Short task >> Skip all pictures, then print the remaining material exactly.

Records for processing >>
______

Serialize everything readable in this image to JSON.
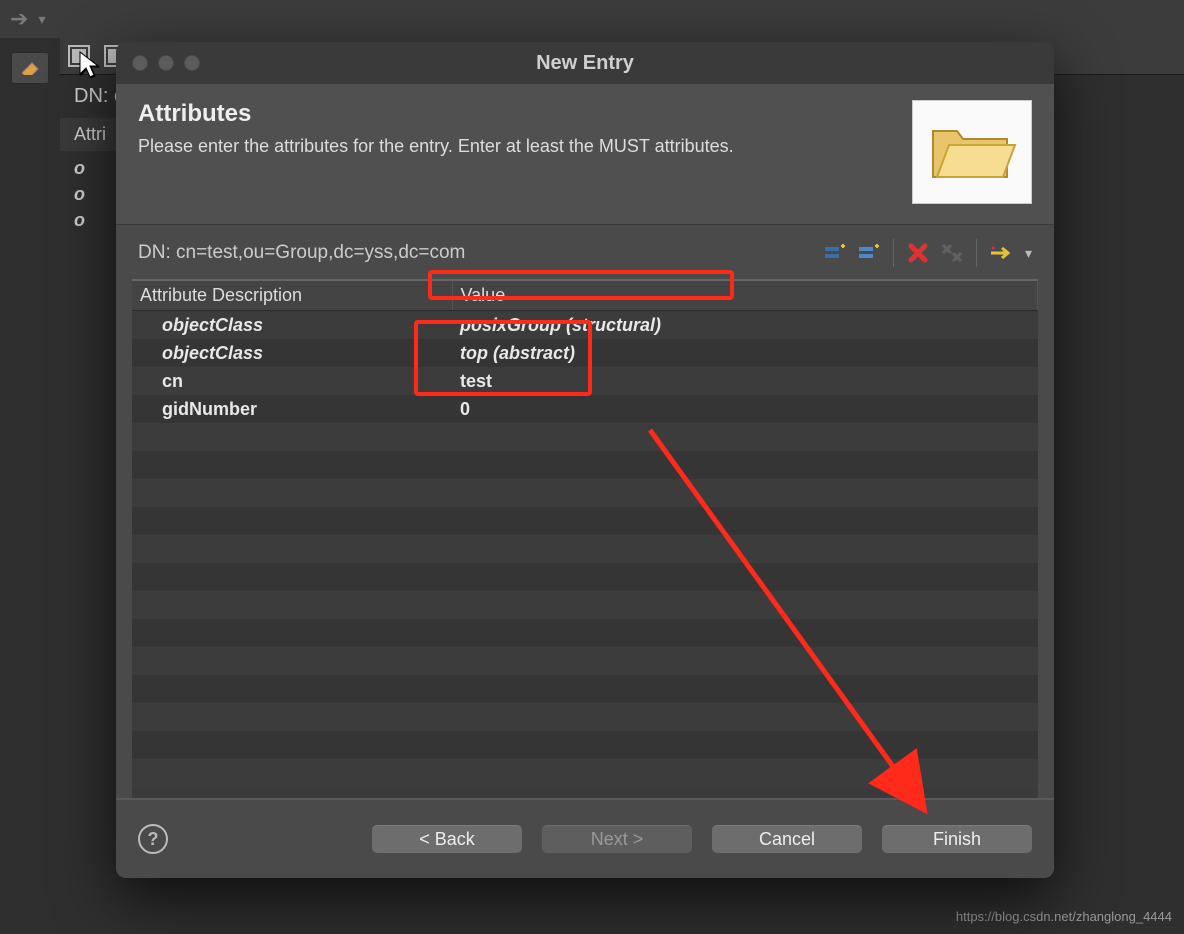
{
  "bg": {
    "dn_label": "DN: c",
    "attri_stub": "Attri",
    "stub_rows": [
      "o",
      "o",
      "o"
    ]
  },
  "dialog": {
    "title": "New Entry",
    "heading": "Attributes",
    "subtitle": "Please enter the attributes for the entry. Enter at least the MUST attributes.",
    "dn": "DN: cn=test,ou=Group,dc=yss,dc=com",
    "columns": {
      "attr": "Attribute Description",
      "value": "Value"
    },
    "rows": [
      {
        "attr": "objectClass",
        "value": "posixGroup (structural)",
        "italic": true
      },
      {
        "attr": "objectClass",
        "value": "top (abstract)",
        "italic": true
      },
      {
        "attr": "cn",
        "value": "test",
        "italic": false
      },
      {
        "attr": "gidNumber",
        "value": "0",
        "italic": false
      }
    ],
    "buttons": {
      "back": "< Back",
      "next": "Next >",
      "cancel": "Cancel",
      "finish": "Finish"
    }
  },
  "watermark": "https://blog.csdn.net/zhanglong_4444"
}
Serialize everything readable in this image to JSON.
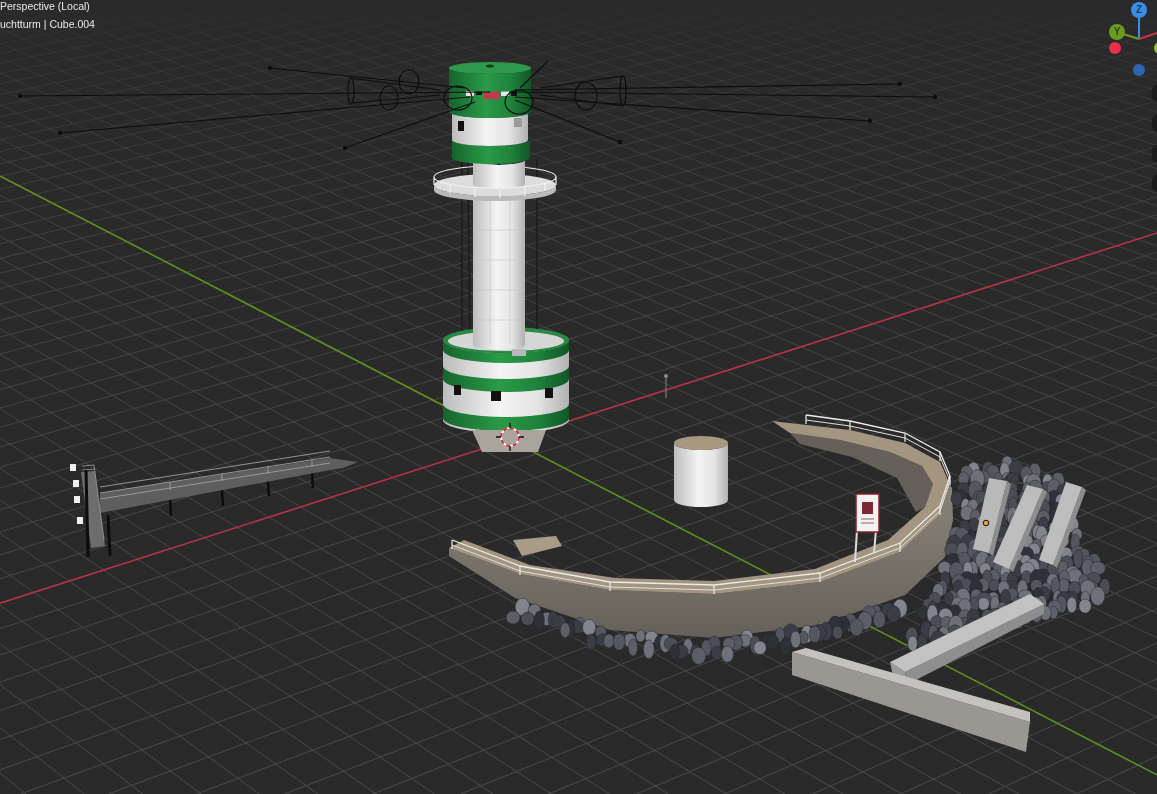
{
  "viewport": {
    "view_name": "Perspective (Local)",
    "object_path": "uchtturm | Cube.004"
  },
  "navigation_gizmo": {
    "axes": [
      {
        "label": "Z",
        "color": "#3a8ee6"
      },
      {
        "label": "Y",
        "color": "#6c9c1f"
      }
    ]
  }
}
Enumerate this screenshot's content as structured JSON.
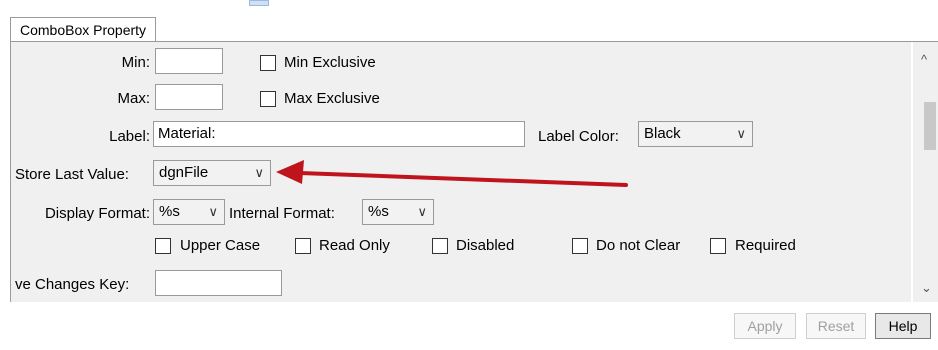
{
  "tab": {
    "label": "ComboBox Property"
  },
  "rows": {
    "min": {
      "label": "Min:",
      "value": "",
      "exclusive_label": "Min Exclusive"
    },
    "max": {
      "label": "Max:",
      "value": "",
      "exclusive_label": "Max Exclusive"
    },
    "label": {
      "label": "Label:",
      "value": "Material:",
      "color_label": "Label Color:",
      "color_value": "Black"
    },
    "store_last_value": {
      "label": "Store Last Value:",
      "value": "dgnFile"
    },
    "display_format": {
      "label": "Display Format:",
      "value": "%s"
    },
    "internal_format": {
      "label": "Internal Format:",
      "value": "%s"
    },
    "checkboxes": {
      "upper_case": "Upper Case",
      "read_only": "Read Only",
      "disabled": "Disabled",
      "do_not_clear": "Do not Clear",
      "required": "Required"
    },
    "save_changes_key": {
      "label": "ve Changes Key:",
      "value": ""
    }
  },
  "buttons": {
    "apply": "Apply",
    "reset": "Reset",
    "help": "Help"
  },
  "icons": {
    "dropdown": "chevron-down-icon",
    "scroll_up": "chevron-up-icon",
    "scroll_down": "chevron-down-icon",
    "annotation": "red-arrow-icon"
  },
  "colors": {
    "annotation_arrow": "#c0141c",
    "panel_bg": "#f0f0f0"
  }
}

______

Result of this task >>
Serialize everything readable in this image to JSON.
{
  "bg": {
    "dn_label": "DN: c",
    "attri_stub": "Attri",
    "stub_rows": [
      "o",
      "o",
      "o"
    ]
  },
  "dialog": {
    "title": "New Entry",
    "heading": "Attributes",
    "subtitle": "Please enter the attributes for the entry. Enter at least the MUST attributes.",
    "dn": "DN: cn=test,ou=Group,dc=yss,dc=com",
    "columns": {
      "attr": "Attribute Description",
      "value": "Value"
    },
    "rows": [
      {
        "attr": "objectClass",
        "value": "posixGroup (structural)",
        "italic": true
      },
      {
        "attr": "objectClass",
        "value": "top (abstract)",
        "italic": true
      },
      {
        "attr": "cn",
        "value": "test",
        "italic": false
      },
      {
        "attr": "gidNumber",
        "value": "0",
        "italic": false
      }
    ],
    "buttons": {
      "back": "< Back",
      "next": "Next >",
      "cancel": "Cancel",
      "finish": "Finish"
    }
  },
  "watermark": "https://blog.csdn.net/zhanglong_4444"
}
Serialize everything readable in this image to JSON.
{
  "viewport": {
    "view_name": "Perspective (Local)",
    "object_path": "uchtturm | Cube.004"
  },
  "navigation_gizmo": {
    "axes": [
      {
        "label": "Z",
        "color": "#3a8ee6"
      },
      {
        "label": "Y",
        "color": "#6c9c1f"
      }
    ]
  }
}
Enumerate this screenshot's content as structured JSON.
{
  "tab": {
    "label": "ComboBox Property"
  },
  "rows": {
    "min": {
      "label": "Min:",
      "value": "",
      "exclusive_label": "Min Exclusive"
    },
    "max": {
      "label": "Max:",
      "value": "",
      "exclusive_label": "Max Exclusive"
    },
    "label": {
      "label": "Label:",
      "value": "Material:",
      "color_label": "Label Color:",
      "color_value": "Black"
    },
    "store_last_value": {
      "label": "Store Last Value:",
      "value": "dgnFile"
    },
    "display_format": {
      "label": "Display Format:",
      "value": "%s"
    },
    "internal_format": {
      "label": "Internal Format:",
      "value": "%s"
    },
    "checkboxes": {
      "upper_case": "Upper Case",
      "read_only": "Read Only",
      "disabled": "Disabled",
      "do_not_clear": "Do not Clear",
      "required": "Required"
    },
    "save_changes_key": {
      "label": "ve Changes Key:",
      "value": ""
    }
  },
  "buttons": {
    "apply": "Apply",
    "reset": "Reset",
    "help": "Help"
  },
  "icons": {
    "dropdown": "chevron-down-icon",
    "scroll_up": "chevron-up-icon",
    "scroll_down": "chevron-down-icon",
    "annotation": "red-arrow-icon"
  },
  "colors": {
    "annotation_arrow": "#c0141c",
    "panel_bg": "#f0f0f0"
  }
}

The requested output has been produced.